*Problem details*
Every record here should be printed again exactly.

+ + + + + + +

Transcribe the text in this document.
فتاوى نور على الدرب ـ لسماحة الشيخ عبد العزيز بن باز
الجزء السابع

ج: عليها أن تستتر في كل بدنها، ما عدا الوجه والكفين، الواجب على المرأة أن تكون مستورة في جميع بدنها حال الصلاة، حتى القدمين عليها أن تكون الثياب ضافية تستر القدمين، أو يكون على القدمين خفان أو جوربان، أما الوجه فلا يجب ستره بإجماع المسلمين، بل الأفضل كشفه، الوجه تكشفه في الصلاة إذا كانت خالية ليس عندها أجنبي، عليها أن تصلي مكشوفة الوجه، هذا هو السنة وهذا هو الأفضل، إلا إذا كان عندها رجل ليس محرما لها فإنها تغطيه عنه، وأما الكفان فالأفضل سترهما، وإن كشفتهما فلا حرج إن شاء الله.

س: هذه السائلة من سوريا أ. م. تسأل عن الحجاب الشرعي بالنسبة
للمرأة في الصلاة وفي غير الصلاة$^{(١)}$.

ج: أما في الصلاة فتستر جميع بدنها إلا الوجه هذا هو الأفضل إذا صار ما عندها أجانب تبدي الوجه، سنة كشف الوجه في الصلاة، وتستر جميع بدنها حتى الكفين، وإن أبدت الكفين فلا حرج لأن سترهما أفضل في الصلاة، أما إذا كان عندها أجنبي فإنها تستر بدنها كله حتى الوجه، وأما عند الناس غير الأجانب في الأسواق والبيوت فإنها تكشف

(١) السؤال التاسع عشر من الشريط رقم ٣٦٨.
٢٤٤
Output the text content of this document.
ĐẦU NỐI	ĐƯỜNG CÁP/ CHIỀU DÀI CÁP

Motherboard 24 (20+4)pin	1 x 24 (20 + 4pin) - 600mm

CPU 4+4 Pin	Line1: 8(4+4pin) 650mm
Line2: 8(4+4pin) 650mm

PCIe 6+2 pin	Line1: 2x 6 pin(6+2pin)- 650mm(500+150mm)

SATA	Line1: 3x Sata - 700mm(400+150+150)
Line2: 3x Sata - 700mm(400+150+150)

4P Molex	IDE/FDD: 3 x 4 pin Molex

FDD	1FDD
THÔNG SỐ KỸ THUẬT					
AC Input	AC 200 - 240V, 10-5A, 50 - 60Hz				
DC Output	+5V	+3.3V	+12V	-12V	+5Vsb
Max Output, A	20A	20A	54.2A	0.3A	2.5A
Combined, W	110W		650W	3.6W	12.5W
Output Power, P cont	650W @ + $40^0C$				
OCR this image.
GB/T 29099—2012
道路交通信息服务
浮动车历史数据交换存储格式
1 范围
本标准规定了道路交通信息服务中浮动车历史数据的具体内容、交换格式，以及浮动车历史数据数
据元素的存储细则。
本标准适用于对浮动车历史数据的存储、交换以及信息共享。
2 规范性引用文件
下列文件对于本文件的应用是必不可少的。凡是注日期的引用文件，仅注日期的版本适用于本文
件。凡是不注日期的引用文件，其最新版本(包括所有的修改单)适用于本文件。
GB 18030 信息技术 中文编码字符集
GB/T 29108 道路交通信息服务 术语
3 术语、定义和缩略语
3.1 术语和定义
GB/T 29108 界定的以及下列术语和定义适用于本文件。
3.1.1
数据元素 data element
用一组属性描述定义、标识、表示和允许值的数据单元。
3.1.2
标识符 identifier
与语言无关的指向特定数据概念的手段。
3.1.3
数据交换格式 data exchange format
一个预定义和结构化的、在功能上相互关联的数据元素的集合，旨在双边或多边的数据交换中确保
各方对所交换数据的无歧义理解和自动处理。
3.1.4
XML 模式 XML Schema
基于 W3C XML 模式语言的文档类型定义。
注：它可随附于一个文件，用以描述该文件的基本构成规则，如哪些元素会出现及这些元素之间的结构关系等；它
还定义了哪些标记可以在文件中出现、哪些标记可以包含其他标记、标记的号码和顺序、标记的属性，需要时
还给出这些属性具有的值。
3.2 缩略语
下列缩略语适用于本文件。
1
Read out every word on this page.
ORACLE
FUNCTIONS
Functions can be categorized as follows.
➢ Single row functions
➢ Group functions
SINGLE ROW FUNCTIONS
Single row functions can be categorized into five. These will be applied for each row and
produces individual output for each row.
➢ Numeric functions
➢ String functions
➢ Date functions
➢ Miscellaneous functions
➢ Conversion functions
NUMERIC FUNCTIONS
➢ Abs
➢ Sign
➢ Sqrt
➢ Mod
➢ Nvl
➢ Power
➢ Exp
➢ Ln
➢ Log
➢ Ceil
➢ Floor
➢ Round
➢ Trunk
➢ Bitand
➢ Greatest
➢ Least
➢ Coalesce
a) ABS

+ + + + + + +

*Result below*
Transcribe the text in this document.
فتاوى نور على الدرب ـ لسماحة الشيخ عبد العزيز بن باز
الجزء السابع

ج: عليها أن تستتر في كل بدنها، ما عدا الوجه والكفين، الواجب على المرأة أن تكون مستورة في جميع بدنها حال الصلاة، حتى القدمين عليها أن تكون الثياب ضافية تستر القدمين، أو يكون على القدمين خفان أو جوربان، أما الوجه فلا يجب ستره بإجماع المسلمين، بل الأفضل كشفه، الوجه تكشفه في الصلاة إذا كانت خالية ليس عندها أجنبي، عليها أن تصلي مكشوفة الوجه، هذا هو السنة وهذا هو الأفضل، إلا إذا كان عندها رجل ليس محرما لها فإنها تغطيه عنه، وأما الكفان فالأفضل سترهما، وإن كشفتهما فلا حرج إن شاء الله.

س: هذه السائلة من سوريا أ. م. تسأل عن الحجاب الشرعي بالنسبة
للمرأة في الصلاة وفي غير الصلاة$^{(١)}$.

ج: أما في الصلاة فتستر جميع بدنها إلا الوجه هذا هو الأفضل إذا صار ما عندها أجانب تبدي الوجه، سنة كشف الوجه في الصلاة، وتستر جميع بدنها حتى الكفين، وإن أبدت الكفين فلا حرج لأن سترهما أفضل في الصلاة، أما إذا كان عندها أجنبي فإنها تستر بدنها كله حتى الوجه، وأما عند الناس غير الأجانب في الأسواق والبيوت فإنها تكشف

(١) السؤال التاسع عشر من الشريط رقم ٣٦٨.
٢٤٤
Output the text content of this document.
ĐẦU NỐI	ĐƯỜNG CÁP/ CHIỀU DÀI CÁP

Motherboard 24 (20+4)pin	1 x 24 (20 + 4pin) - 600mm

CPU 4+4 Pin	Line1: 8(4+4pin) 650mm
Line2: 8(4+4pin) 650mm

PCIe 6+2 pin	Line1: 2x 6 pin(6+2pin)- 650mm(500+150mm)

SATA	Line1: 3x Sata - 700mm(400+150+150)
Line2: 3x Sata - 700mm(400+150+150)

4P Molex	IDE/FDD: 3 x 4 pin Molex

FDD	1FDD
THÔNG SỐ KỸ THUẬT					
AC Input	AC 200 - 240V, 10-5A, 50 - 60Hz				
DC Output	+5V	+3.3V	+12V	-12V	+5Vsb
Max Output, A	20A	20A	54.2A	0.3A	2.5A
Combined, W	110W		650W	3.6W	12.5W
Output Power, P cont	650W @ + $40^0C$				
OCR this image.
GB/T 29099—2012
道路交通信息服务
浮动车历史数据交换存储格式
1 范围
本标准规定了道路交通信息服务中浮动车历史数据的具体内容、交换格式，以及浮动车历史数据数
据元素的存储细则。
本标准适用于对浮动车历史数据的存储、交换以及信息共享。
2 规范性引用文件
下列文件对于本文件的应用是必不可少的。凡是注日期的引用文件，仅注日期的版本适用于本文
件。凡是不注日期的引用文件，其最新版本(包括所有的修改单)适用于本文件。
GB 18030 信息技术 中文编码字符集
GB/T 29108 道路交通信息服务 术语
3 术语、定义和缩略语
3.1 术语和定义
GB/T 29108 界定的以及下列术语和定义适用于本文件。
3.1.1
数据元素 data element
用一组属性描述定义、标识、表示和允许值的数据单元。
3.1.2
标识符 identifier
与语言无关的指向特定数据概念的手段。
3.1.3
数据交换格式 data exchange format
一个预定义和结构化的、在功能上相互关联的数据元素的集合，旨在双边或多边的数据交换中确保
各方对所交换数据的无歧义理解和自动处理。
3.1.4
XML 模式 XML Schema
基于 W3C XML 模式语言的文档类型定义。
注：它可随附于一个文件，用以描述该文件的基本构成规则，如哪些元素会出现及这些元素之间的结构关系等；它
还定义了哪些标记可以在文件中出现、哪些标记可以包含其他标记、标记的号码和顺序、标记的属性，需要时
还给出这些属性具有的值。
3.2 缩略语
下列缩略语适用于本文件。
1
Read out every word on this page.
ORACLE
FUNCTIONS
Functions can be categorized as follows.
➢ Single row functions
➢ Group functions
SINGLE ROW FUNCTIONS
Single row functions can be categorized into five. These will be applied for each row and
produces individual output for each row.
➢ Numeric functions
➢ String functions
➢ Date functions
➢ Miscellaneous functions
➢ Conversion functions
NUMERIC FUNCTIONS
➢ Abs
➢ Sign
➢ Sqrt
➢ Mod
➢ Nvl
➢ Power
➢ Exp
➢ Ln
➢ Log
➢ Ceil
➢ Floor
➢ Round
➢ Trunk
➢ Bitand
➢ Greatest
➢ Least
➢ Coalesce
a) ABS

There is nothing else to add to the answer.